• _WHAT YOU SHOULD DO_
Copy the records below exactly as they are written.
* Begin SUPPLIED RECORDS *
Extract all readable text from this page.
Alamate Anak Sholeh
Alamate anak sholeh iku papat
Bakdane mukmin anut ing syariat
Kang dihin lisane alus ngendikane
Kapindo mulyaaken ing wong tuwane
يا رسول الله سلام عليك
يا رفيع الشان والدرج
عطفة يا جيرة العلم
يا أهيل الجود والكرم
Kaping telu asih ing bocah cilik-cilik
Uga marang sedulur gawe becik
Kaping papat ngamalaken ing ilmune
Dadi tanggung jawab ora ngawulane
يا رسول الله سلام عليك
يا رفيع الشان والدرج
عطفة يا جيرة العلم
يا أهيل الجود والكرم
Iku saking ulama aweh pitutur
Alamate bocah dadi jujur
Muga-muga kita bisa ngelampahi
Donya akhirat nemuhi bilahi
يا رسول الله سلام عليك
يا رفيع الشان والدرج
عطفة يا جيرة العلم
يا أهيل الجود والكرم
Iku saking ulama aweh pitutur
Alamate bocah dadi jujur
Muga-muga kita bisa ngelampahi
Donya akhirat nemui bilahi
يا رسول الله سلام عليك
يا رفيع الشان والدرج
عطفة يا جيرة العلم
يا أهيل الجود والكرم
* End SUPPLIED RECORDS *
• _PROBLEM SOLUTION_
Extract all readable text from this page.
Alamate Anak Sholeh
Alamate anak sholeh iku papat
Bakdane mukmin anut ing syariat
Kang dihin lisane alus ngendikane
Kapindo mulyaaken ing wong tuwane
يا رسول الله سلام عليك
يا رفيع الشان والدرج
عطفة يا جيرة العلم
يا أهيل الجود والكرم
Kaping telu asih ing bocah cilik-cilik
Uga marang sedulur gawe becik
Kaping papat ngamalaken ing ilmune
Dadi tanggung jawab ora ngawulane
يا رسول الله سلام عليك
يا رفيع الشان والدرج
عطفة يا جيرة العلم
يا أهيل الجود والكرم
Iku saking ulama aweh pitutur
Alamate bocah dadi jujur
Muga-muga kita bisa ngelampahi
Donya akhirat nemuhi bilahi
يا رسول الله سلام عليك
يا رفيع الشان والدرج
عطفة يا جيرة العلم
يا أهيل الجود والكرم
Iku saking ulama aweh pitutur
Alamate bocah dadi jujur
Muga-muga kita bisa ngelampahi
Donya akhirat nemui bilahi
يا رسول الله سلام عليك
يا رفيع الشان والدرج
عطفة يا جيرة العلم
يا أهيل الجود والكرم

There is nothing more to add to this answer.